Task statement
Wherever "using" appears in a line, copy that line.

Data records
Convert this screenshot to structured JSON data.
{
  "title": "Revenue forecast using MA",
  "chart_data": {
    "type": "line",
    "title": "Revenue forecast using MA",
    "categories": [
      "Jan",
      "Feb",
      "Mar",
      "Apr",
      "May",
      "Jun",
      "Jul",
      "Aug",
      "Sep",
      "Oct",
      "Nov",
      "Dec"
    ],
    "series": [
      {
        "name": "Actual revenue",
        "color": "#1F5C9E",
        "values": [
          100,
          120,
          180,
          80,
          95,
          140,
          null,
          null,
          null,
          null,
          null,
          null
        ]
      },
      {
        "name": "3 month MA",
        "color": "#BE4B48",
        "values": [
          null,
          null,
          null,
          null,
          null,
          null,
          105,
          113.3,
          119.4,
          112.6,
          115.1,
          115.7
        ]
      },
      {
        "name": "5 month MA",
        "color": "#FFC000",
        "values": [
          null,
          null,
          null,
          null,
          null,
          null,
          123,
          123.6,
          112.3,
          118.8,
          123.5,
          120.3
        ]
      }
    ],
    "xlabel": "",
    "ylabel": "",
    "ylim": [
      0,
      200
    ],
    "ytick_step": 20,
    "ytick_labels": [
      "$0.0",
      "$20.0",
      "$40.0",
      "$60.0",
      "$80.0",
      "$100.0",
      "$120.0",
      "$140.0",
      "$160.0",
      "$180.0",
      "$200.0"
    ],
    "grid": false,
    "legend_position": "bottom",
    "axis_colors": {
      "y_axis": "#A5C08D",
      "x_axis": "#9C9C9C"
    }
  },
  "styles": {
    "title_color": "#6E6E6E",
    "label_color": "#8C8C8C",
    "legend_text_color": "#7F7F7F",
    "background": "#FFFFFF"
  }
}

==

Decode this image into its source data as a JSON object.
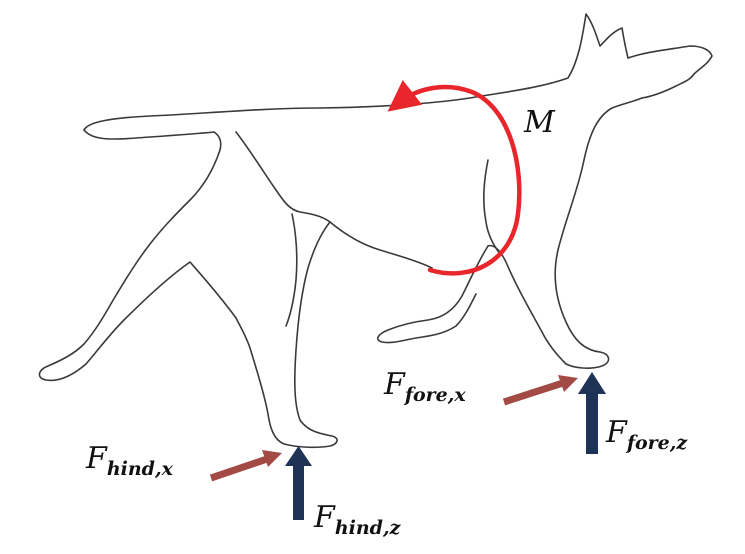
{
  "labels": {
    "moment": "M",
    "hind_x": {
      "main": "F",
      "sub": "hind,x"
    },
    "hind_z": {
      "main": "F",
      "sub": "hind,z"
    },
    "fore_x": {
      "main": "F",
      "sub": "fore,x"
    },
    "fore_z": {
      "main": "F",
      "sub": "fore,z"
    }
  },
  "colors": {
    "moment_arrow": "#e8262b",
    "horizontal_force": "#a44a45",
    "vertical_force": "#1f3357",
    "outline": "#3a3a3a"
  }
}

Result for this task
  "title": "Revenue forecast using MA",
    "title": "Revenue forecast using MA",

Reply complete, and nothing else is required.